--- start Data to process ---
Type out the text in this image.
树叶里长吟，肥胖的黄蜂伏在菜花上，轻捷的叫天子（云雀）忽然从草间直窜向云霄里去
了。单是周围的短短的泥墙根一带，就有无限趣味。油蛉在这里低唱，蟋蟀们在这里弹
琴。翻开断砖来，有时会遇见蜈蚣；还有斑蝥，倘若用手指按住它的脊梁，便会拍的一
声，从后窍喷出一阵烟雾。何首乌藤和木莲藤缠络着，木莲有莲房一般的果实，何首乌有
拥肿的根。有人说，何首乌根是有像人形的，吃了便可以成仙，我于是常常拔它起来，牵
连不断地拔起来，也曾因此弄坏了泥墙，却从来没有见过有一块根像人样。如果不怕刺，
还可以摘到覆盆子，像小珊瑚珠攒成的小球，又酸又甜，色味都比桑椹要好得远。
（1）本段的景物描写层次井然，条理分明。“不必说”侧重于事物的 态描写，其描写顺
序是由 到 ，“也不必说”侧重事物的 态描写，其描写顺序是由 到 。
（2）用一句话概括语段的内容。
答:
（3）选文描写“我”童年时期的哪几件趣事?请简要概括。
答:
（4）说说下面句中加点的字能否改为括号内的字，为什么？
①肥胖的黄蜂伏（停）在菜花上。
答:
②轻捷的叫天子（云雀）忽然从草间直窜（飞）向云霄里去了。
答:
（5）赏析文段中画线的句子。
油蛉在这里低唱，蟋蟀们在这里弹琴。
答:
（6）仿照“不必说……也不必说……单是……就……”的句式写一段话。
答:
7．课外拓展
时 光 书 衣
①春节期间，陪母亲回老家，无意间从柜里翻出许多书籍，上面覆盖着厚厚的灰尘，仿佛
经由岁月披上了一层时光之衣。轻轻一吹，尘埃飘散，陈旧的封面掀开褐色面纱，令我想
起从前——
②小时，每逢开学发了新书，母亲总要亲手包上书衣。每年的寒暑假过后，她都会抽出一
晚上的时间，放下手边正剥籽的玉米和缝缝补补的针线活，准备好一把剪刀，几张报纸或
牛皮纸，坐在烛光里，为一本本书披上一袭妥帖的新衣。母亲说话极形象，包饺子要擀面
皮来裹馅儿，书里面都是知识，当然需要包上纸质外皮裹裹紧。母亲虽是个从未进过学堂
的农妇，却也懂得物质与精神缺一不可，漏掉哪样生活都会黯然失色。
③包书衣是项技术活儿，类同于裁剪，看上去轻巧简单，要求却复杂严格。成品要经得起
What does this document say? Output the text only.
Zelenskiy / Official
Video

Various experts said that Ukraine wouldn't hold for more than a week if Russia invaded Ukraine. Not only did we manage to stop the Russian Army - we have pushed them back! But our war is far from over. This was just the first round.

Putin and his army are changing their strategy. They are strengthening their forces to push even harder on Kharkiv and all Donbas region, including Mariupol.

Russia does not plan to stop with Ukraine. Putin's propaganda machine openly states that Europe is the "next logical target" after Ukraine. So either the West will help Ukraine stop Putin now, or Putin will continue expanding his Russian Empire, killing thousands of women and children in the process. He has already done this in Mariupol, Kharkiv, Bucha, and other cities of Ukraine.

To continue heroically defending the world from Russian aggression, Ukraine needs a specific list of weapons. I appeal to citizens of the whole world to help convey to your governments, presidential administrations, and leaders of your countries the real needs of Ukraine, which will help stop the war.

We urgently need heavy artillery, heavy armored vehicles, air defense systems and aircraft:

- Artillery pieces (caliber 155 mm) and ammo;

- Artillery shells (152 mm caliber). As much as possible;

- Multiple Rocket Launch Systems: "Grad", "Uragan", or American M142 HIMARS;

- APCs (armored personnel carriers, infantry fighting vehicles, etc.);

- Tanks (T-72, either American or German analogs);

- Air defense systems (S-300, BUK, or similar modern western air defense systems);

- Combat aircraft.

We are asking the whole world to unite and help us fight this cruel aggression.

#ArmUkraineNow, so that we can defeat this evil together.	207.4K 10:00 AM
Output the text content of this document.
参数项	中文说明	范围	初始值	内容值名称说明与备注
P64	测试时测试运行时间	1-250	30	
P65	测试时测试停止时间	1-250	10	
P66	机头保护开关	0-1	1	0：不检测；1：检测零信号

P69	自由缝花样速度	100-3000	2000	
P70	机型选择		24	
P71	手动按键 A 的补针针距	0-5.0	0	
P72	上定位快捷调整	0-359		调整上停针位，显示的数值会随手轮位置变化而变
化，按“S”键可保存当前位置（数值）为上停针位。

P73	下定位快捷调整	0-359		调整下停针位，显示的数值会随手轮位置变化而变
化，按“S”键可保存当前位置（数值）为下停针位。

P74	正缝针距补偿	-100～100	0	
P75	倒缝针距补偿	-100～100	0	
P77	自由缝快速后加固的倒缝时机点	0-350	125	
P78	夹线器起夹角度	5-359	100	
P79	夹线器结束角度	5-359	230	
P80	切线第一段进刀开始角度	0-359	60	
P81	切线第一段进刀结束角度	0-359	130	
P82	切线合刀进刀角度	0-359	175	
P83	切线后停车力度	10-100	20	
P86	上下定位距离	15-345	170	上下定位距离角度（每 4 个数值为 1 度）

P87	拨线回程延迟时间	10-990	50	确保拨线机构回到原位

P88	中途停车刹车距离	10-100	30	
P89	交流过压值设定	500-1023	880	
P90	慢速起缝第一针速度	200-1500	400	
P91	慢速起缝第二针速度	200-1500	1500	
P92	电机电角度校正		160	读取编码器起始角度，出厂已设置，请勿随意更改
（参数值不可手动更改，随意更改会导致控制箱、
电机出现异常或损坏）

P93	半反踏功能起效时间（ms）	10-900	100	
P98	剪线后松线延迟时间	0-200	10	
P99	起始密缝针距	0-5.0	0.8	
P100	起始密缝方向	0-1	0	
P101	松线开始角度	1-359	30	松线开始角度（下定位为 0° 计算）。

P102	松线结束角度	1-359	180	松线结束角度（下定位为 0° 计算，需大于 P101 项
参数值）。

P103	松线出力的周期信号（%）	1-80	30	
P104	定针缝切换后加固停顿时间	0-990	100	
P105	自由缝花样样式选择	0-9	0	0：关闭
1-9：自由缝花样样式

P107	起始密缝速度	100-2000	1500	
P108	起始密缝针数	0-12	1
--- end Data to process ---
| Objective |
Your task is to quote all of the data word for word.

| Response |
Type out the text in this image.
树叶里长吟，肥胖的黄蜂伏在菜花上，轻捷的叫天子（云雀）忽然从草间直窜向云霄里去
了。单是周围的短短的泥墙根一带，就有无限趣味。油蛉在这里低唱，蟋蟀们在这里弹
琴。翻开断砖来，有时会遇见蜈蚣；还有斑蝥，倘若用手指按住它的脊梁，便会拍的一
声，从后窍喷出一阵烟雾。何首乌藤和木莲藤缠络着，木莲有莲房一般的果实，何首乌有
拥肿的根。有人说，何首乌根是有像人形的，吃了便可以成仙，我于是常常拔它起来，牵
连不断地拔起来，也曾因此弄坏了泥墙，却从来没有见过有一块根像人样。如果不怕刺，
还可以摘到覆盆子，像小珊瑚珠攒成的小球，又酸又甜，色味都比桑椹要好得远。
（1）本段的景物描写层次井然，条理分明。“不必说”侧重于事物的 态描写，其描写顺
序是由 到 ，“也不必说”侧重事物的 态描写，其描写顺序是由 到 。
（2）用一句话概括语段的内容。
答:
（3）选文描写“我”童年时期的哪几件趣事?请简要概括。
答:
（4）说说下面句中加点的字能否改为括号内的字，为什么？
①肥胖的黄蜂伏（停）在菜花上。
答:
②轻捷的叫天子（云雀）忽然从草间直窜（飞）向云霄里去了。
答:
（5）赏析文段中画线的句子。
油蛉在这里低唱，蟋蟀们在这里弹琴。
答:
（6）仿照“不必说……也不必说……单是……就……”的句式写一段话。
答:
7．课外拓展
时 光 书 衣
①春节期间，陪母亲回老家，无意间从柜里翻出许多书籍，上面覆盖着厚厚的灰尘，仿佛
经由岁月披上了一层时光之衣。轻轻一吹，尘埃飘散，陈旧的封面掀开褐色面纱，令我想
起从前——
②小时，每逢开学发了新书，母亲总要亲手包上书衣。每年的寒暑假过后，她都会抽出一
晚上的时间，放下手边正剥籽的玉米和缝缝补补的针线活，准备好一把剪刀，几张报纸或
牛皮纸，坐在烛光里，为一本本书披上一袭妥帖的新衣。母亲说话极形象，包饺子要擀面
皮来裹馅儿，书里面都是知识，当然需要包上纸质外皮裹裹紧。母亲虽是个从未进过学堂
的农妇，却也懂得物质与精神缺一不可，漏掉哪样生活都会黯然失色。
③包书衣是项技术活儿，类同于裁剪，看上去轻巧简单，要求却复杂严格。成品要经得起
What does this document say? Output the text only.
Zelenskiy / Official
Video

Various experts said that Ukraine wouldn't hold for more than a week if Russia invaded Ukraine. Not only did we manage to stop the Russian Army - we have pushed them back! But our war is far from over. This was just the first round.

Putin and his army are changing their strategy. They are strengthening their forces to push even harder on Kharkiv and all Donbas region, including Mariupol.

Russia does not plan to stop with Ukraine. Putin's propaganda machine openly states that Europe is the "next logical target" after Ukraine. So either the West will help Ukraine stop Putin now, or Putin will continue expanding his Russian Empire, killing thousands of women and children in the process. He has already done this in Mariupol, Kharkiv, Bucha, and other cities of Ukraine.

To continue heroically defending the world from Russian aggression, Ukraine needs a specific list of weapons. I appeal to citizens of the whole world to help convey to your governments, presidential administrations, and leaders of your countries the real needs of Ukraine, which will help stop the war.

We urgently need heavy artillery, heavy armored vehicles, air defense systems and aircraft:

- Artillery pieces (caliber 155 mm) and ammo;

- Artillery shells (152 mm caliber). As much as possible;

- Multiple Rocket Launch Systems: "Grad", "Uragan", or American M142 HIMARS;

- APCs (armored personnel carriers, infantry fighting vehicles, etc.);

- Tanks (T-72, either American or German analogs);

- Air defense systems (S-300, BUK, or similar modern western air defense systems);

- Combat aircraft.

We are asking the whole world to unite and help us fight this cruel aggression.

#ArmUkraineNow, so that we can defeat this evil together.	207.4K 10:00 AM
Output the text content of this document.
参数项	中文说明	范围	初始值	内容值名称说明与备注
P64	测试时测试运行时间	1-250	30	
P65	测试时测试停止时间	1-250	10	
P66	机头保护开关	0-1	1	0：不检测；1：检测零信号

P69	自由缝花样速度	100-3000	2000	
P70	机型选择		24	
P71	手动按键 A 的补针针距	0-5.0	0	
P72	上定位快捷调整	0-359		调整上停针位，显示的数值会随手轮位置变化而变
化，按“S”键可保存当前位置（数值）为上停针位。

P73	下定位快捷调整	0-359		调整下停针位，显示的数值会随手轮位置变化而变
化，按“S”键可保存当前位置（数值）为下停针位。

P74	正缝针距补偿	-100～100	0	
P75	倒缝针距补偿	-100～100	0	
P77	自由缝快速后加固的倒缝时机点	0-350	125	
P78	夹线器起夹角度	5-359	100	
P79	夹线器结束角度	5-359	230	
P80	切线第一段进刀开始角度	0-359	60	
P81	切线第一段进刀结束角度	0-359	130	
P82	切线合刀进刀角度	0-359	175	
P83	切线后停车力度	10-100	20	
P86	上下定位距离	15-345	170	上下定位距离角度（每 4 个数值为 1 度）

P87	拨线回程延迟时间	10-990	50	确保拨线机构回到原位

P88	中途停车刹车距离	10-100	30	
P89	交流过压值设定	500-1023	880	
P90	慢速起缝第一针速度	200-1500	400	
P91	慢速起缝第二针速度	200-1500	1500	
P92	电机电角度校正		160	读取编码器起始角度，出厂已设置，请勿随意更改
（参数值不可手动更改，随意更改会导致控制箱、
电机出现异常或损坏）

P93	半反踏功能起效时间（ms）	10-900	100	
P98	剪线后松线延迟时间	0-200	10	
P99	起始密缝针距	0-5.0	0.8	
P100	起始密缝方向	0-1	0	
P101	松线开始角度	1-359	30	松线开始角度（下定位为 0° 计算）。

P102	松线结束角度	1-359	180	松线结束角度（下定位为 0° 计算，需大于 P101 项
参数值）。

P103	松线出力的周期信号（%）	1-80	30	
P104	定针缝切换后加固停顿时间	0-990	100	
P105	自由缝花样样式选择	0-9	0	0：关闭
1-9：自由缝花样样式

P107	起始密缝速度	100-2000	1500	
P108	起始密缝针数	0-12	1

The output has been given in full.